▶ _Written exercise_
Lines holding the string "दहशत" are the ones to copy; find them all in the data.
--*--
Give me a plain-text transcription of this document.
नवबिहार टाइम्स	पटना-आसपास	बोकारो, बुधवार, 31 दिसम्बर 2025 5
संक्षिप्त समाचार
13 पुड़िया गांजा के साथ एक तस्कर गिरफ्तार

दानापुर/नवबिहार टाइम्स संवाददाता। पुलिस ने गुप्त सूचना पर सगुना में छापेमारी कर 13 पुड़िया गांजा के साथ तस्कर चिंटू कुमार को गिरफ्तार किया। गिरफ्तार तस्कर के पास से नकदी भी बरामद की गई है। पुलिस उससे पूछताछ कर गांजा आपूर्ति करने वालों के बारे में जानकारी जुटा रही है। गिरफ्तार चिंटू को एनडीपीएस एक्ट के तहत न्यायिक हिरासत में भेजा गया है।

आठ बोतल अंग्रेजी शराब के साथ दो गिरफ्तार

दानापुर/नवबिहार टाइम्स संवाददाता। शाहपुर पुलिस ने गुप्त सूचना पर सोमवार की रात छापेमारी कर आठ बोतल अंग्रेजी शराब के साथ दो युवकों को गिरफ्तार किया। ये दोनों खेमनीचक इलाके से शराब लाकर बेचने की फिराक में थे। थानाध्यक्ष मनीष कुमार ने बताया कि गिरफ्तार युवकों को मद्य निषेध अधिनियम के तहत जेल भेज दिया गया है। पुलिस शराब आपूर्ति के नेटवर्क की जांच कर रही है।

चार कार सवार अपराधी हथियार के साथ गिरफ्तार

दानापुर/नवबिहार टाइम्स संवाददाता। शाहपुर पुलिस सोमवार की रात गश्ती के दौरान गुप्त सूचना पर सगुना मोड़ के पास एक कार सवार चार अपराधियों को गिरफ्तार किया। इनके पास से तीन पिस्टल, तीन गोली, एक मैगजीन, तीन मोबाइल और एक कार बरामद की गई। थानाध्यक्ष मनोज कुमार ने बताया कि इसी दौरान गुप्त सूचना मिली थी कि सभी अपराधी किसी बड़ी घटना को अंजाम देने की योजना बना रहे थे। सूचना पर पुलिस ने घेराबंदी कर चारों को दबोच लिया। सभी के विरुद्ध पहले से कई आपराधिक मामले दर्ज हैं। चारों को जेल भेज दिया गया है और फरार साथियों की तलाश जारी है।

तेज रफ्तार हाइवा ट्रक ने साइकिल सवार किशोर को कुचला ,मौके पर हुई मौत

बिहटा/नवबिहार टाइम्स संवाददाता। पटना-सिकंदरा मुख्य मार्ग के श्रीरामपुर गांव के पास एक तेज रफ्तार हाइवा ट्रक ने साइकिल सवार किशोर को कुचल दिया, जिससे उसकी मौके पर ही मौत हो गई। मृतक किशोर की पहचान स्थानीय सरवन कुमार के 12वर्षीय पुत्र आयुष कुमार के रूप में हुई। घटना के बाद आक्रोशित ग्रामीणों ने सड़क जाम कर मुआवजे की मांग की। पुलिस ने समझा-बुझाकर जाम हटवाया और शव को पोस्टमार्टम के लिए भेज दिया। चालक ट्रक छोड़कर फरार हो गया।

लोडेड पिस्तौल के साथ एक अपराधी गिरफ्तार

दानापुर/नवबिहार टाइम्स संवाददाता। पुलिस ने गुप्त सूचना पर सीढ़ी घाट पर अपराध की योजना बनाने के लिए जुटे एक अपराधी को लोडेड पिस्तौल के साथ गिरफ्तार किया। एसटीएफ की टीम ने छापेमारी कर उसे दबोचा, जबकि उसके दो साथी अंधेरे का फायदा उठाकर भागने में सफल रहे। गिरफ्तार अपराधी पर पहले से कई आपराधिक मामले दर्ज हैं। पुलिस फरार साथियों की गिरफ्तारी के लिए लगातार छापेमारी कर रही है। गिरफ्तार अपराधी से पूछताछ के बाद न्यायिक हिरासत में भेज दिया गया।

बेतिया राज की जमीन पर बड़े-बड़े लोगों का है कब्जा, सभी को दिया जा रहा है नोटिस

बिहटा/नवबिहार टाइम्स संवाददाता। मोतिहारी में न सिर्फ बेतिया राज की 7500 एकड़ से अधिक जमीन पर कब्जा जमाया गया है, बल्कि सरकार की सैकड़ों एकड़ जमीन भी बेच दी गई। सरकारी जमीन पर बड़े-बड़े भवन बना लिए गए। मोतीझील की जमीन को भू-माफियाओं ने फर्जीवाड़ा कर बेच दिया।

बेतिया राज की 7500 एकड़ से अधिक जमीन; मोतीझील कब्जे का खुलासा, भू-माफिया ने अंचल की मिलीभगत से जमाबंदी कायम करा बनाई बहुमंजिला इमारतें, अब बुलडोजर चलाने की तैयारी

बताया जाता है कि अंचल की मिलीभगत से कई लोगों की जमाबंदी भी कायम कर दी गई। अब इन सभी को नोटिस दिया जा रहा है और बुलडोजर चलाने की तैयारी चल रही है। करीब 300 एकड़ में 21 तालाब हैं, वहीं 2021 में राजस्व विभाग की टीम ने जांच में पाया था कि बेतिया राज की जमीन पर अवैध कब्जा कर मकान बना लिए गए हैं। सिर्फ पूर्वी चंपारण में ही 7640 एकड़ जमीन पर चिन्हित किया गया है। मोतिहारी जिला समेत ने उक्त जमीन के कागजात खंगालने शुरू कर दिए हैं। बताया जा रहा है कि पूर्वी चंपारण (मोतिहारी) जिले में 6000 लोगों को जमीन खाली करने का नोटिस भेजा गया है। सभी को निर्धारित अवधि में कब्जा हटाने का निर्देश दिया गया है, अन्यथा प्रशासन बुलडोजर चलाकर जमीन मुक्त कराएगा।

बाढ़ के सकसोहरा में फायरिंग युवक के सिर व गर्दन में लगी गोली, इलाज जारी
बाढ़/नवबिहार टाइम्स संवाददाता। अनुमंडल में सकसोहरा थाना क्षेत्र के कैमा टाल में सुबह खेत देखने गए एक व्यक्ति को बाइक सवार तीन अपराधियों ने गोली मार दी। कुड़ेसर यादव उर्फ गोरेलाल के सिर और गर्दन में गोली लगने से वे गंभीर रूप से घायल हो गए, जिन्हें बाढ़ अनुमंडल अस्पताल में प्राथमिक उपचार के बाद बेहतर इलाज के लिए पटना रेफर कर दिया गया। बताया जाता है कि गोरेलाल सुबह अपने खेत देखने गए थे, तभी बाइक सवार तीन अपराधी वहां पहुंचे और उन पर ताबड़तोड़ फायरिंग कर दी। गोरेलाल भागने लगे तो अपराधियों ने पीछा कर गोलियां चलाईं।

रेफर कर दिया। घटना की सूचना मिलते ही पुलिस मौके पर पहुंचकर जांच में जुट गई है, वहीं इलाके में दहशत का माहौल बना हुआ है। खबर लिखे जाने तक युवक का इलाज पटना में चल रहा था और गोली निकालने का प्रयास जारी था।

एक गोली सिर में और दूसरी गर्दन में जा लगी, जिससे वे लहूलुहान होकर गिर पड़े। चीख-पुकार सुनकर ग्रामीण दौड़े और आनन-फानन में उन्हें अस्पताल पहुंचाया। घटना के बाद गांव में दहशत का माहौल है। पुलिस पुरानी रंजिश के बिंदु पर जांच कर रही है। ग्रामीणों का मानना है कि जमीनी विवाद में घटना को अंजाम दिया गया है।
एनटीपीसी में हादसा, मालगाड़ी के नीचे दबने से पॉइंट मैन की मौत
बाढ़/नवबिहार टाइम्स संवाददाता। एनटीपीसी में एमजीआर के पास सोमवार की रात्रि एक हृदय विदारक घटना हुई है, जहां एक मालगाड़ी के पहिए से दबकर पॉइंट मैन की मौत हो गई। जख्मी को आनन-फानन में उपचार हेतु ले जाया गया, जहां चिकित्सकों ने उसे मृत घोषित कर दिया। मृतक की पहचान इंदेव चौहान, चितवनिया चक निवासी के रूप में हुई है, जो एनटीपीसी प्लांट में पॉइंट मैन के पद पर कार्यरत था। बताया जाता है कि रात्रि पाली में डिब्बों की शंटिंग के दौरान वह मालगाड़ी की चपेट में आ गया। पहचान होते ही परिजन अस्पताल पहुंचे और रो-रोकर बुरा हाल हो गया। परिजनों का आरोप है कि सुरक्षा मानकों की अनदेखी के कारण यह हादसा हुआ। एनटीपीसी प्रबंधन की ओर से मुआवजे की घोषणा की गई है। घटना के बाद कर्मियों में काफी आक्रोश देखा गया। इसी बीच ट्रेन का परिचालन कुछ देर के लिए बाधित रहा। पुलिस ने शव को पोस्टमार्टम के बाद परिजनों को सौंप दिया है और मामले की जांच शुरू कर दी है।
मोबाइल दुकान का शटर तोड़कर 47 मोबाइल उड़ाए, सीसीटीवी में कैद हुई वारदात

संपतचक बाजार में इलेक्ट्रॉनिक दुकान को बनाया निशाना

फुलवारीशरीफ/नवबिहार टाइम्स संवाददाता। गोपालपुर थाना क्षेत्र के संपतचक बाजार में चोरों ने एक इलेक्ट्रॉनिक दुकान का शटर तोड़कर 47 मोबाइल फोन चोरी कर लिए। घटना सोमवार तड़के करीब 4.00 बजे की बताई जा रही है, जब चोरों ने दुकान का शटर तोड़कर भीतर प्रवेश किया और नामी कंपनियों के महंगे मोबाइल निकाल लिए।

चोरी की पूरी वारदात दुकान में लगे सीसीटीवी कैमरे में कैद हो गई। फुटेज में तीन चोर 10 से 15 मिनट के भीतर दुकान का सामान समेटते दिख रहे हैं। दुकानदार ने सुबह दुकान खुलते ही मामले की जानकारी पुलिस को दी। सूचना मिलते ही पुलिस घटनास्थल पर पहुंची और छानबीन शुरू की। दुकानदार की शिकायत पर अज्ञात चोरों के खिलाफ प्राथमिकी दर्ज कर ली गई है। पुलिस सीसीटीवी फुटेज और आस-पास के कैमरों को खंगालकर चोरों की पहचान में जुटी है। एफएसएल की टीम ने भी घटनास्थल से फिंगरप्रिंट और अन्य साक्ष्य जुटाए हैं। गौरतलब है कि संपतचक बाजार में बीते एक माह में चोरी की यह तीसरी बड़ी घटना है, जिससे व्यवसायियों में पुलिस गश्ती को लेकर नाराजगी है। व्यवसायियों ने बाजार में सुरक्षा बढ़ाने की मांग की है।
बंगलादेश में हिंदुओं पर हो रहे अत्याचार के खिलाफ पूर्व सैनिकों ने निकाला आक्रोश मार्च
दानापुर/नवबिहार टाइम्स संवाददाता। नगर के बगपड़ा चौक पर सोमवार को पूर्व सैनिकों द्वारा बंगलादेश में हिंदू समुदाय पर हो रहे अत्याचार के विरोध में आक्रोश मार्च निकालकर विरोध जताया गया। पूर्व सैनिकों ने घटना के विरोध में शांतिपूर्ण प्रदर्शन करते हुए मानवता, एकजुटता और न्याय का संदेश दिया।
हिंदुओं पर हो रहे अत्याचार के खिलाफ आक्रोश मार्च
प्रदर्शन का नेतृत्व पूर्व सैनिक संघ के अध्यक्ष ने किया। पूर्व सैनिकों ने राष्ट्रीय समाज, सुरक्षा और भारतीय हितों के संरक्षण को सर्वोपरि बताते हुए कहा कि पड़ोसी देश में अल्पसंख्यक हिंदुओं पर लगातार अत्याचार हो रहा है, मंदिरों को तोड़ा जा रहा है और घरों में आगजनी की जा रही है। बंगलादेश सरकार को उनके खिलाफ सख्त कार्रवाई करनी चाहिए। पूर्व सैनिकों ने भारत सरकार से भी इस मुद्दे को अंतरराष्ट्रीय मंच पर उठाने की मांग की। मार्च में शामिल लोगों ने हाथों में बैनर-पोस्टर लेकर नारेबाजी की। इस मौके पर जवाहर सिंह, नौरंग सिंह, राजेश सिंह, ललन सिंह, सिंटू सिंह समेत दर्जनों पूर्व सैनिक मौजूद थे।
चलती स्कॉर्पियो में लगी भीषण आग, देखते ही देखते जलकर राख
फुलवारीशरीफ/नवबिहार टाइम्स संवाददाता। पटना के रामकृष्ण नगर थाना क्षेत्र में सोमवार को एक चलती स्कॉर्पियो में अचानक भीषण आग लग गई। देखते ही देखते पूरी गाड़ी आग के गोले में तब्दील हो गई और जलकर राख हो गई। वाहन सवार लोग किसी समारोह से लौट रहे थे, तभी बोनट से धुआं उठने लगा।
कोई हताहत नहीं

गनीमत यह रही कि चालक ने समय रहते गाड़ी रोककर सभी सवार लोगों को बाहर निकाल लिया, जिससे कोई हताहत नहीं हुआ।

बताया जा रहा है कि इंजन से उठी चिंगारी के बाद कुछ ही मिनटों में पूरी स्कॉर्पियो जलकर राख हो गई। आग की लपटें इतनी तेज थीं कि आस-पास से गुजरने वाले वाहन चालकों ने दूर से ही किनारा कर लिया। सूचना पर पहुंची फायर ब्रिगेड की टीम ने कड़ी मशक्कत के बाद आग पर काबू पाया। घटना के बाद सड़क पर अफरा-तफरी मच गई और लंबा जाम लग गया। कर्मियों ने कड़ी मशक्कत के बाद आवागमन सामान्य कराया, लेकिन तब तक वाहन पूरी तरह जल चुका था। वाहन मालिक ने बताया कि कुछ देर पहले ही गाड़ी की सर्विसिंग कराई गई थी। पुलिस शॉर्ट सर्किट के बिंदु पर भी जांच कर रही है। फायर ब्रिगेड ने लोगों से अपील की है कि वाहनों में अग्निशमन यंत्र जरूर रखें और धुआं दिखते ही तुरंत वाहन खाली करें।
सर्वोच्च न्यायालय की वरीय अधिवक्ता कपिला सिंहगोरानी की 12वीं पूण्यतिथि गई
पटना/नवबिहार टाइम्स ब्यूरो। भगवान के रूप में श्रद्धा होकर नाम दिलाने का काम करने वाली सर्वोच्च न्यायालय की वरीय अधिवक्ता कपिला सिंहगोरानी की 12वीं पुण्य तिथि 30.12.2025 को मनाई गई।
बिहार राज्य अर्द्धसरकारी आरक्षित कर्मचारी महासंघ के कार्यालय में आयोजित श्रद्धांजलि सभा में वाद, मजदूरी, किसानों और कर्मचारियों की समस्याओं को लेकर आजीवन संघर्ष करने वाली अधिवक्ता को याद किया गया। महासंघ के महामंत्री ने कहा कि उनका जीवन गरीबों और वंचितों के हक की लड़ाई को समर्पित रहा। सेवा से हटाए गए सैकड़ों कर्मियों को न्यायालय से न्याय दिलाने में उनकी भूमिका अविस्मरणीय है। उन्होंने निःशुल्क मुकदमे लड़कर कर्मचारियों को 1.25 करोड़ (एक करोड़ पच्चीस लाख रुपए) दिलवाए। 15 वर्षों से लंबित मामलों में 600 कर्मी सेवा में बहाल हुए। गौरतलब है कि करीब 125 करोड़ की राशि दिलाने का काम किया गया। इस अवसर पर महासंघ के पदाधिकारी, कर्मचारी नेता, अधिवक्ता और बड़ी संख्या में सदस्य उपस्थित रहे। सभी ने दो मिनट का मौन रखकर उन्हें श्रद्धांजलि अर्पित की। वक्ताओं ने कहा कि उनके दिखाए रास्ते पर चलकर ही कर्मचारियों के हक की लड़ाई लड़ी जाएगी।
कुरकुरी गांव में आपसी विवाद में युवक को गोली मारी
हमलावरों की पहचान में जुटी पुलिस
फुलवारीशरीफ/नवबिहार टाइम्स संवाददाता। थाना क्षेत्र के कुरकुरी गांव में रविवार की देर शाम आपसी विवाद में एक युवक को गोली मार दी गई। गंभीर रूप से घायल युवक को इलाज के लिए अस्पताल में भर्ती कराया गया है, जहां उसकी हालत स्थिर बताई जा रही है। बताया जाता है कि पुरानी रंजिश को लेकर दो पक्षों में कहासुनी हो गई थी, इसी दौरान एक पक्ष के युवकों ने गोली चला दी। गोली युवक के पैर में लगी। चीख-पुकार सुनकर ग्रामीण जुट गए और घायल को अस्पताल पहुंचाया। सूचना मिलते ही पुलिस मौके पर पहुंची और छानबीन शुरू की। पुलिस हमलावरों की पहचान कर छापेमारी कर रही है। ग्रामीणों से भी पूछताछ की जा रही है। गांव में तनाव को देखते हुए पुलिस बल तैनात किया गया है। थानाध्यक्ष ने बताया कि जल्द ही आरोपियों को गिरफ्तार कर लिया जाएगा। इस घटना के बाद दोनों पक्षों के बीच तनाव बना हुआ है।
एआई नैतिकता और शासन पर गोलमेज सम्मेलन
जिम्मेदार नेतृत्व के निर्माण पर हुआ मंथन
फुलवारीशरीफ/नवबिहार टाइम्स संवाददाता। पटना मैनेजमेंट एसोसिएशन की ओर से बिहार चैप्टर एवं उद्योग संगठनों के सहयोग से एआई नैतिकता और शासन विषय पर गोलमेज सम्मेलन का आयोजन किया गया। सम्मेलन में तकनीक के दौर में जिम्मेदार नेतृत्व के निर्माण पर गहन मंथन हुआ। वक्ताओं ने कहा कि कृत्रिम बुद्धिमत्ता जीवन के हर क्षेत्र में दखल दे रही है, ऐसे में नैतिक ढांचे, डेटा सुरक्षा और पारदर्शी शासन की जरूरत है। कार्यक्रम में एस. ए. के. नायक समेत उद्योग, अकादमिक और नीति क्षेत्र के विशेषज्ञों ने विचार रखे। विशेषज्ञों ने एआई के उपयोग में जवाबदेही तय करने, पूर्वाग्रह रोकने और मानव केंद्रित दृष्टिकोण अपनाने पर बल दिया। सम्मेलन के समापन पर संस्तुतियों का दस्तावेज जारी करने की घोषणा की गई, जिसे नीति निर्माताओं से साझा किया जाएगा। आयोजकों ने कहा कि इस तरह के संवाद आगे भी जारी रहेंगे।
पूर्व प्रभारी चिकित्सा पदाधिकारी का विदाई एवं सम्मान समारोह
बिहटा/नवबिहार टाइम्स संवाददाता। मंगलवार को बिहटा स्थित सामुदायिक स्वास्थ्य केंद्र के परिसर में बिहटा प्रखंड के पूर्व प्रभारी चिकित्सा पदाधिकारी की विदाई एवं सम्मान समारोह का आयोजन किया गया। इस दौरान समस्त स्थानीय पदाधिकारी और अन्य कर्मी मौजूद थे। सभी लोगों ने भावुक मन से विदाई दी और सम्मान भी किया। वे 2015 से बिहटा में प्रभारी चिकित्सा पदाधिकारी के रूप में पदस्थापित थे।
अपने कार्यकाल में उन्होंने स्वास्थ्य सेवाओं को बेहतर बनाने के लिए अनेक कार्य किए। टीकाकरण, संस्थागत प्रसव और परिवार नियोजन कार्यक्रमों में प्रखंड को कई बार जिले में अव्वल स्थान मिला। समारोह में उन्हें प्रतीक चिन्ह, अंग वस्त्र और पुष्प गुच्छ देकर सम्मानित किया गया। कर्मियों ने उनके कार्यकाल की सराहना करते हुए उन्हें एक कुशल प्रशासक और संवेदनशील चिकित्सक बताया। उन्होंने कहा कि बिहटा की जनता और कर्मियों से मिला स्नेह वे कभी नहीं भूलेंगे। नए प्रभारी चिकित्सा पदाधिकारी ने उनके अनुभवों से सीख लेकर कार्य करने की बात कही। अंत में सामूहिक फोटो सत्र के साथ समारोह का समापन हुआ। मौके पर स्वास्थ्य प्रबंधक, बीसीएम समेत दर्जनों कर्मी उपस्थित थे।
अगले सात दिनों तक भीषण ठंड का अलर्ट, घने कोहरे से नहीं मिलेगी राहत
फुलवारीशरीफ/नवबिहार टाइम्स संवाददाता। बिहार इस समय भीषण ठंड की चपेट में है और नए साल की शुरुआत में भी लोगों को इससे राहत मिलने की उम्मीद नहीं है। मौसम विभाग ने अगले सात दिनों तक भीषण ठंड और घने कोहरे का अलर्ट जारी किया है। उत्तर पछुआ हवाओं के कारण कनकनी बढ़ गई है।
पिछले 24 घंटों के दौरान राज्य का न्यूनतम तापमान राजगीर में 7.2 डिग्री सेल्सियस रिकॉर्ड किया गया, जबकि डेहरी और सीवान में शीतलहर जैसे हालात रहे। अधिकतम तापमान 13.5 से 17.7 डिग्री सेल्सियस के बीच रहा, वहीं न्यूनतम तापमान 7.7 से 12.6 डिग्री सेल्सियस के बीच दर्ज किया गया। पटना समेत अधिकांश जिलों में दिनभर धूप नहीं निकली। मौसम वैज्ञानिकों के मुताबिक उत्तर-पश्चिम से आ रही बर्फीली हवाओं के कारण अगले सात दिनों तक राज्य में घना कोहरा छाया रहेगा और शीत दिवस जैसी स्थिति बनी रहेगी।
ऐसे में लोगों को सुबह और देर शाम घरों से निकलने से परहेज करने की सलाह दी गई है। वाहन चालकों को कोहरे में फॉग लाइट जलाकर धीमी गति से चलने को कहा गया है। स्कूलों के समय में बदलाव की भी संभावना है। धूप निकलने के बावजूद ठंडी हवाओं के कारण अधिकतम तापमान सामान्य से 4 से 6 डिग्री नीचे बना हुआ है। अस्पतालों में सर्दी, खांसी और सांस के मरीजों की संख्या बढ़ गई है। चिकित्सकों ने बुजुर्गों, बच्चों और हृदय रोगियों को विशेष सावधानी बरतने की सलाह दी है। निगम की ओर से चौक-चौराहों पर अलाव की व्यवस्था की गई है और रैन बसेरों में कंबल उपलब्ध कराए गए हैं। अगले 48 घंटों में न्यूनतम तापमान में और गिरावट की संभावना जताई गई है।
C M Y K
--*--
▶ _Response to this task_
रेफर कर दिया। घटना की सूचना मिलते ही पुलिस मौके पर पहुंचकर जांच में जुट गई है, वहीं इलाके में दहशत का माहौल बना हुआ है। खबर लिखे जाने तक युवक का इलाज पटना में चल रहा था और गोली निकालने का प्रयास जारी था।
एक गोली सिर में और दूसरी गर्दन में जा लगी, जिससे वे लहूलुहान होकर गिर पड़े। चीख-पुकार सुनकर ग्रामीण दौड़े और आनन-फानन में उन्हें अस्पताल पहुंचाया। घटना के बाद गांव में दहशत का माहौल है। पुलिस पुरानी रंजिश के बिंदु पर जांच कर रही है। ग्रामीणों का मानना है कि जमीनी विवाद में घटना को अंजाम दिया गया है।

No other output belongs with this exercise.